▶ _Records for this task_
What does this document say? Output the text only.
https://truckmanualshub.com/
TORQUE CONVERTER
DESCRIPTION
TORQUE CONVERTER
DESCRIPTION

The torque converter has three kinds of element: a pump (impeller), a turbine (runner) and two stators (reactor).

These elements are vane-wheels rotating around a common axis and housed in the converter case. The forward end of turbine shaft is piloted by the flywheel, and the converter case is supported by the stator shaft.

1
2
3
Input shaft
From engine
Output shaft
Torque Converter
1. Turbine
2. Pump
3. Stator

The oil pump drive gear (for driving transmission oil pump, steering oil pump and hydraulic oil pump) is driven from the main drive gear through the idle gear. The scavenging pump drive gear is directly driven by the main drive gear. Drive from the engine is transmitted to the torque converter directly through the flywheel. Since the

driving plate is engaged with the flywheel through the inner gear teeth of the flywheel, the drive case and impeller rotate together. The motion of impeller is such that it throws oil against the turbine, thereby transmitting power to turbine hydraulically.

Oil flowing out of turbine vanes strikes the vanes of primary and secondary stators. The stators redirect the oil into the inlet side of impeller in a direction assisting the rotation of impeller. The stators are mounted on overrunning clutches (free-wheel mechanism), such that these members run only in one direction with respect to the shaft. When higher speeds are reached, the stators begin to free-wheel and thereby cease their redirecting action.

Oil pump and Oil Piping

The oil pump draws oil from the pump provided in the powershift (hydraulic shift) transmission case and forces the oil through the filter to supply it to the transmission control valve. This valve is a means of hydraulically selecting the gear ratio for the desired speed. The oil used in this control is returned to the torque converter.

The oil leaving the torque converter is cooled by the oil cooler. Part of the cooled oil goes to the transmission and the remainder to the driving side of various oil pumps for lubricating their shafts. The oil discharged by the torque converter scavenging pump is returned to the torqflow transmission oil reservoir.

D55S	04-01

▶ _Aim_
Answer with one number: how many lines in the listing hold "engine".

▶ _Solution to this exercise_
2